Will you print the material below without altering a single character?

── Data supplied ──

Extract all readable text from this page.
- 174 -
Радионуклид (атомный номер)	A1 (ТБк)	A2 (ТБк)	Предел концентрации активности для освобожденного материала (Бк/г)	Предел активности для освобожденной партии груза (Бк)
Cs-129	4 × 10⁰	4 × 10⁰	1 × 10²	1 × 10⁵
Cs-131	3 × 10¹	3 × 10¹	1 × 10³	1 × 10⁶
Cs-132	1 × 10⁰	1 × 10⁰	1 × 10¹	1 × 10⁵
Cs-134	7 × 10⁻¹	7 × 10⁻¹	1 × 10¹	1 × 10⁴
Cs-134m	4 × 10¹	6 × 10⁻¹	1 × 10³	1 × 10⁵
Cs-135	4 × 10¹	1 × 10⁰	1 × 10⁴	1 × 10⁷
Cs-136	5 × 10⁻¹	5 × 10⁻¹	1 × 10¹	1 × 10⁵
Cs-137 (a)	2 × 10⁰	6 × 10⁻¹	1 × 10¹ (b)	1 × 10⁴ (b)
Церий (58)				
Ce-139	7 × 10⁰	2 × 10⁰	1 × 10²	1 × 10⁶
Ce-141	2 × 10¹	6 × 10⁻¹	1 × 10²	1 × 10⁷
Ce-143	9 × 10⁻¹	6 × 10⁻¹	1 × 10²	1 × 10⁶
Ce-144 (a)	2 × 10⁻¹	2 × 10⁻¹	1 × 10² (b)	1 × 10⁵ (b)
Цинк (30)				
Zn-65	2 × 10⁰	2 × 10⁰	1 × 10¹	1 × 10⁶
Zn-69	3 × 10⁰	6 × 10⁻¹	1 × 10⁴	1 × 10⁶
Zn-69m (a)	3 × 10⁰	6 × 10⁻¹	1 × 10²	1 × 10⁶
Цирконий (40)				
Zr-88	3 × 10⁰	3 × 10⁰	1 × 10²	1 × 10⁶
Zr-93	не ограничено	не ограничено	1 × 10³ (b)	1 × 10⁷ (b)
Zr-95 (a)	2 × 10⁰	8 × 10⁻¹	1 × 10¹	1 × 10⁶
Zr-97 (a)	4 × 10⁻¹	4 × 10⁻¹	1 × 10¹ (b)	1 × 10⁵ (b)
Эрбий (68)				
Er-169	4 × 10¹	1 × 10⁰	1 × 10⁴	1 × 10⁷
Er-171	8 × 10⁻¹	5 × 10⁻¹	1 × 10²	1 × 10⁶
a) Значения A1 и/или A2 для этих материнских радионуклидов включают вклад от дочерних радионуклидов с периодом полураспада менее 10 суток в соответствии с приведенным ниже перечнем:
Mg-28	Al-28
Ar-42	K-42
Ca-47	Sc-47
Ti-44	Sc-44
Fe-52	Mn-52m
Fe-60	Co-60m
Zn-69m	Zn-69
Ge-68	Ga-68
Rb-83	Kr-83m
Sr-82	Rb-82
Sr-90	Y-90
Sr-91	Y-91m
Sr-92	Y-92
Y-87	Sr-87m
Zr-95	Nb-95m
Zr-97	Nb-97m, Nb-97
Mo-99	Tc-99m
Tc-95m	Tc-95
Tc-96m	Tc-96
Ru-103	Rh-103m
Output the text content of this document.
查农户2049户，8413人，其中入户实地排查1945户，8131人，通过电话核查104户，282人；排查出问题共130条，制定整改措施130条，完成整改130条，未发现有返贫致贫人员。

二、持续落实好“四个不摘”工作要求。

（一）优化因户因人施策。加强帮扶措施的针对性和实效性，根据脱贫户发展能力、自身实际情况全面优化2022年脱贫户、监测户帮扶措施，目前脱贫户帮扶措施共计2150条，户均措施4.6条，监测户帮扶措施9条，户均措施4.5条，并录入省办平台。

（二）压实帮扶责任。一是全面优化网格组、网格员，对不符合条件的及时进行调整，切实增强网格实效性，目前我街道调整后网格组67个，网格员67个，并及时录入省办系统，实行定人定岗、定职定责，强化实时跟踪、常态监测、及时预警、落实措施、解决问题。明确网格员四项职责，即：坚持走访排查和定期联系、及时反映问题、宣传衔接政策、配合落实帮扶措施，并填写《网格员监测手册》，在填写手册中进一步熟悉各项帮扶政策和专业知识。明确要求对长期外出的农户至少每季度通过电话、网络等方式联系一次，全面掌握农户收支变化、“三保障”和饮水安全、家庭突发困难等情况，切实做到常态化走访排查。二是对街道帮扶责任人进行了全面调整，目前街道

───

**The solution:**
Extract all readable text from this page.
- 174 -
Радионуклид (атомный номер)	A1 (ТБк)	A2 (ТБк)	Предел концентрации активности для освобожденного материала (Бк/г)	Предел активности для освобожденной партии груза (Бк)
Cs-129	4 × 10⁰	4 × 10⁰	1 × 10²	1 × 10⁵
Cs-131	3 × 10¹	3 × 10¹	1 × 10³	1 × 10⁶
Cs-132	1 × 10⁰	1 × 10⁰	1 × 10¹	1 × 10⁵
Cs-134	7 × 10⁻¹	7 × 10⁻¹	1 × 10¹	1 × 10⁴
Cs-134m	4 × 10¹	6 × 10⁻¹	1 × 10³	1 × 10⁵
Cs-135	4 × 10¹	1 × 10⁰	1 × 10⁴	1 × 10⁷
Cs-136	5 × 10⁻¹	5 × 10⁻¹	1 × 10¹	1 × 10⁵
Cs-137 (a)	2 × 10⁰	6 × 10⁻¹	1 × 10¹ (b)	1 × 10⁴ (b)
Церий (58)				
Ce-139	7 × 10⁰	2 × 10⁰	1 × 10²	1 × 10⁶
Ce-141	2 × 10¹	6 × 10⁻¹	1 × 10²	1 × 10⁷
Ce-143	9 × 10⁻¹	6 × 10⁻¹	1 × 10²	1 × 10⁶
Ce-144 (a)	2 × 10⁻¹	2 × 10⁻¹	1 × 10² (b)	1 × 10⁵ (b)
Цинк (30)				
Zn-65	2 × 10⁰	2 × 10⁰	1 × 10¹	1 × 10⁶
Zn-69	3 × 10⁰	6 × 10⁻¹	1 × 10⁴	1 × 10⁶
Zn-69m (a)	3 × 10⁰	6 × 10⁻¹	1 × 10²	1 × 10⁶
Цирконий (40)				
Zr-88	3 × 10⁰	3 × 10⁰	1 × 10²	1 × 10⁶
Zr-93	не ограничено	не ограничено	1 × 10³ (b)	1 × 10⁷ (b)
Zr-95 (a)	2 × 10⁰	8 × 10⁻¹	1 × 10¹	1 × 10⁶
Zr-97 (a)	4 × 10⁻¹	4 × 10⁻¹	1 × 10¹ (b)	1 × 10⁵ (b)
Эрбий (68)				
Er-169	4 × 10¹	1 × 10⁰	1 × 10⁴	1 × 10⁷
Er-171	8 × 10⁻¹	5 × 10⁻¹	1 × 10²	1 × 10⁶
a) Значения A1 и/или A2 для этих материнских радионуклидов включают вклад от дочерних радионуклидов с периодом полураспада менее 10 суток в соответствии с приведенным ниже перечнем:
Mg-28	Al-28
Ar-42	K-42
Ca-47	Sc-47
Ti-44	Sc-44
Fe-52	Mn-52m
Fe-60	Co-60m
Zn-69m	Zn-69
Ge-68	Ga-68
Rb-83	Kr-83m
Sr-82	Rb-82
Sr-90	Y-90
Sr-91	Y-91m
Sr-92	Y-92
Y-87	Sr-87m
Zr-95	Nb-95m
Zr-97	Nb-97m, Nb-97
Mo-99	Tc-99m
Tc-95m	Tc-95
Tc-96m	Tc-96
Ru-103	Rh-103m
Output the text content of this document.
查农户2049户，8413人，其中入户实地排查1945户，8131人，通过电话核查104户，282人；排查出问题共130条，制定整改措施130条，完成整改130条，未发现有返贫致贫人员。

二、持续落实好“四个不摘”工作要求。

（一）优化因户因人施策。加强帮扶措施的针对性和实效性，根据脱贫户发展能力、自身实际情况全面优化2022年脱贫户、监测户帮扶措施，目前脱贫户帮扶措施共计2150条，户均措施4.6条，监测户帮扶措施9条，户均措施4.5条，并录入省办平台。

（二）压实帮扶责任。一是全面优化网格组、网格员，对不符合条件的及时进行调整，切实增强网格实效性，目前我街道调整后网格组67个，网格员67个，并及时录入省办系统，实行定人定岗、定职定责，强化实时跟踪、常态监测、及时预警、落实措施、解决问题。明确网格员四项职责，即：坚持走访排查和定期联系、及时反映问题、宣传衔接政策、配合落实帮扶措施，并填写《网格员监测手册》，在填写手册中进一步熟悉各项帮扶政策和专业知识。明确要求对长期外出的农户至少每季度通过电话、网络等方式联系一次，全面掌握农户收支变化、“三保障”和饮水安全、家庭突发困难等情况，切实做到常态化走访排查。二是对街道帮扶责任人进行了全面调整，目前街道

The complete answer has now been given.